Task to complete >>
The records are to be restated in their entirety, word for word.

Data records >>
-*-*-

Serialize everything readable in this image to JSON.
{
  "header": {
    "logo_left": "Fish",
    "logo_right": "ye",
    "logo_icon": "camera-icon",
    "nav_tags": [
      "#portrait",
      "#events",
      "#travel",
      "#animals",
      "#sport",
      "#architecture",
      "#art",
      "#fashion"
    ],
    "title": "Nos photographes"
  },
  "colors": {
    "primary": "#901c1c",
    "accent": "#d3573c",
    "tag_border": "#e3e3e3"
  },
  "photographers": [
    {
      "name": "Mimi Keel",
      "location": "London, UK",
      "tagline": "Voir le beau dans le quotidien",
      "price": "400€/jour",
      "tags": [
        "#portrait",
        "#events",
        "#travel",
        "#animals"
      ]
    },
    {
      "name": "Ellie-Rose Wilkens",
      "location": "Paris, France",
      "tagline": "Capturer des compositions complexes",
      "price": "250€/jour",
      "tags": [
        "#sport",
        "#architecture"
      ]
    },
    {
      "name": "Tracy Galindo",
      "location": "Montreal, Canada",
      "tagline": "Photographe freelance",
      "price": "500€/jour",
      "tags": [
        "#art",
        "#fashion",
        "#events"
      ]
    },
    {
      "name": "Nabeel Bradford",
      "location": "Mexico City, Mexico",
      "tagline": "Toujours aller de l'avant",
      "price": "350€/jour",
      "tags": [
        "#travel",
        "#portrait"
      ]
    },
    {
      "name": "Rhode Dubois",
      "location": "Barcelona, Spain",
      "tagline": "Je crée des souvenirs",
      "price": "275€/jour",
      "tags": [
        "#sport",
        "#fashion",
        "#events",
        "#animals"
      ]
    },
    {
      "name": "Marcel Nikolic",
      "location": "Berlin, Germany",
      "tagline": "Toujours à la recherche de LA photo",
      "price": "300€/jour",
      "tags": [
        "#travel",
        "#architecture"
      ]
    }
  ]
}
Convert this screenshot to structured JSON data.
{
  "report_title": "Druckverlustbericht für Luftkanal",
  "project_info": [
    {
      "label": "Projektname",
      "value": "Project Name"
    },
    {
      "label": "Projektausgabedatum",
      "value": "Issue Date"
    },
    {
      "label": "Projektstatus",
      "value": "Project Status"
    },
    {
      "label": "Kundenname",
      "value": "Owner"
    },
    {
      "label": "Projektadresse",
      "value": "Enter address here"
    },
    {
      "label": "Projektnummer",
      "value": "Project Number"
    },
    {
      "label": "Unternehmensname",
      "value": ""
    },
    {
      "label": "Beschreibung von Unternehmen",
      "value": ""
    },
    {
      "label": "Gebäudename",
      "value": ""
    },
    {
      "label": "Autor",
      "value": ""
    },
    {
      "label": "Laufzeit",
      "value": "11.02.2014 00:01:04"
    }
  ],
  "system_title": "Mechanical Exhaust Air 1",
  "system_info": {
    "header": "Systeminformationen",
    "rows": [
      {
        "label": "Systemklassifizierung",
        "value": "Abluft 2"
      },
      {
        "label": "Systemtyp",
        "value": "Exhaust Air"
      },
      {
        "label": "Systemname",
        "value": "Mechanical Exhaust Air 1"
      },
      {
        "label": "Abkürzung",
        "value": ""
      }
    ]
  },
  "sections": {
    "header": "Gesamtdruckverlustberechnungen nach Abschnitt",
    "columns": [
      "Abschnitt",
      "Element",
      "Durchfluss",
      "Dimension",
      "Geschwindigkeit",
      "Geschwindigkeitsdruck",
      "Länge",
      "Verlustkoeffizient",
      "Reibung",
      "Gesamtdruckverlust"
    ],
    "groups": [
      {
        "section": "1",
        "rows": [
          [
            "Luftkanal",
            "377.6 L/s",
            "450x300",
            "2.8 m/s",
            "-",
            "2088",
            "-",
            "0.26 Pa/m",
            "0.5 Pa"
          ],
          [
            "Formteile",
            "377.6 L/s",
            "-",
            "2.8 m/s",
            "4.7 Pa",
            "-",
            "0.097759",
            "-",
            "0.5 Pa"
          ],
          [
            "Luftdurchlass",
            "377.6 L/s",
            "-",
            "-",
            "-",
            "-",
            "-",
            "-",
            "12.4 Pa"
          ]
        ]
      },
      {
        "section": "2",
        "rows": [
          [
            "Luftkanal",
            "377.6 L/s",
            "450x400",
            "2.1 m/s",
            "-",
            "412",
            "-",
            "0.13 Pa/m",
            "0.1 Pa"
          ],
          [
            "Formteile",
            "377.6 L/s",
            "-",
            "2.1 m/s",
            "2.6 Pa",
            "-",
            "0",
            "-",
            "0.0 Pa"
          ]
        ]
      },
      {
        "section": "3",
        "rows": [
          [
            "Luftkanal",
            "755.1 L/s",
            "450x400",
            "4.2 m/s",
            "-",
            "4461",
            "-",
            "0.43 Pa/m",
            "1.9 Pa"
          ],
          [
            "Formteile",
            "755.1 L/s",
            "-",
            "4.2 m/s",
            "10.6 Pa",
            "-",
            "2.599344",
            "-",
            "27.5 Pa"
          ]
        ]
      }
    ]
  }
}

-*-*-

Result below >>
Serialize everything readable in this image to JSON.
{
  "header": {
    "logo_left": "Fish",
    "logo_right": "ye",
    "logo_icon": "camera-icon",
    "nav_tags": [
      "#portrait",
      "#events",
      "#travel",
      "#animals",
      "#sport",
      "#architecture",
      "#art",
      "#fashion"
    ],
    "title": "Nos photographes"
  },
  "colors": {
    "primary": "#901c1c",
    "accent": "#d3573c",
    "tag_border": "#e3e3e3"
  },
  "photographers": [
    {
      "name": "Mimi Keel",
      "location": "London, UK",
      "tagline": "Voir le beau dans le quotidien",
      "price": "400€/jour",
      "tags": [
        "#portrait",
        "#events",
        "#travel",
        "#animals"
      ]
    },
    {
      "name": "Ellie-Rose Wilkens",
      "location": "Paris, France",
      "tagline": "Capturer des compositions complexes",
      "price": "250€/jour",
      "tags": [
        "#sport",
        "#architecture"
      ]
    },
    {
      "name": "Tracy Galindo",
      "location": "Montreal, Canada",
      "tagline": "Photographe freelance",
      "price": "500€/jour",
      "tags": [
        "#art",
        "#fashion",
        "#events"
      ]
    },
    {
      "name": "Nabeel Bradford",
      "location": "Mexico City, Mexico",
      "tagline": "Toujours aller de l'avant",
      "price": "350€/jour",
      "tags": [
        "#travel",
        "#portrait"
      ]
    },
    {
      "name": "Rhode Dubois",
      "location": "Barcelona, Spain",
      "tagline": "Je crée des souvenirs",
      "price": "275€/jour",
      "tags": [
        "#sport",
        "#fashion",
        "#events",
        "#animals"
      ]
    },
    {
      "name": "Marcel Nikolic",
      "location": "Berlin, Germany",
      "tagline": "Toujours à la recherche de LA photo",
      "price": "300€/jour",
      "tags": [
        "#travel",
        "#architecture"
      ]
    }
  ]
}
Convert this screenshot to structured JSON data.
{
  "report_title": "Druckverlustbericht für Luftkanal",
  "project_info": [
    {
      "label": "Projektname",
      "value": "Project Name"
    },
    {
      "label": "Projektausgabedatum",
      "value": "Issue Date"
    },
    {
      "label": "Projektstatus",
      "value": "Project Status"
    },
    {
      "label": "Kundenname",
      "value": "Owner"
    },
    {
      "label": "Projektadresse",
      "value": "Enter address here"
    },
    {
      "label": "Projektnummer",
      "value": "Project Number"
    },
    {
      "label": "Unternehmensname",
      "value": ""
    },
    {
      "label": "Beschreibung von Unternehmen",
      "value": ""
    },
    {
      "label": "Gebäudename",
      "value": ""
    },
    {
      "label": "Autor",
      "value": ""
    },
    {
      "label": "Laufzeit",
      "value": "11.02.2014 00:01:04"
    }
  ],
  "system_title": "Mechanical Exhaust Air 1",
  "system_info": {
    "header": "Systeminformationen",
    "rows": [
      {
        "label": "Systemklassifizierung",
        "value": "Abluft 2"
      },
      {
        "label": "Systemtyp",
        "value": "Exhaust Air"
      },
      {
        "label": "Systemname",
        "value": "Mechanical Exhaust Air 1"
      },
      {
        "label": "Abkürzung",
        "value": ""
      }
    ]
  },
  "sections": {
    "header": "Gesamtdruckverlustberechnungen nach Abschnitt",
    "columns": [
      "Abschnitt",
      "Element",
      "Durchfluss",
      "Dimension",
      "Geschwindigkeit",
      "Geschwindigkeitsdruck",
      "Länge",
      "Verlustkoeffizient",
      "Reibung",
      "Gesamtdruckverlust"
    ],
    "groups": [
      {
        "section": "1",
        "rows": [
          [
            "Luftkanal",
            "377.6 L/s",
            "450x300",
            "2.8 m/s",
            "-",
            "2088",
            "-",
            "0.26 Pa/m",
            "0.5 Pa"
          ],
          [
            "Formteile",
            "377.6 L/s",
            "-",
            "2.8 m/s",
            "4.7 Pa",
            "-",
            "0.097759",
            "-",
            "0.5 Pa"
          ],
          [
            "Luftdurchlass",
            "377.6 L/s",
            "-",
            "-",
            "-",
            "-",
            "-",
            "-",
            "12.4 Pa"
          ]
        ]
      },
      {
        "section": "2",
        "rows": [
          [
            "Luftkanal",
            "377.6 L/s",
            "450x400",
            "2.1 m/s",
            "-",
            "412",
            "-",
            "0.13 Pa/m",
            "0.1 Pa"
          ],
          [
            "Formteile",
            "377.6 L/s",
            "-",
            "2.1 m/s",
            "2.6 Pa",
            "-",
            "0",
            "-",
            "0.0 Pa"
          ]
        ]
      },
      {
        "section": "3",
        "rows": [
          [
            "Luftkanal",
            "755.1 L/s",
            "450x400",
            "4.2 m/s",
            "-",
            "4461",
            "-",
            "0.43 Pa/m",
            "1.9 Pa"
          ],
          [
            "Formteile",
            "755.1 L/s",
            "-",
            "4.2 m/s",
            "10.6 Pa",
            "-",
            "2.599344",
            "-",
            "27.5 Pa"
          ]
        ]
      }
    ]
  }
}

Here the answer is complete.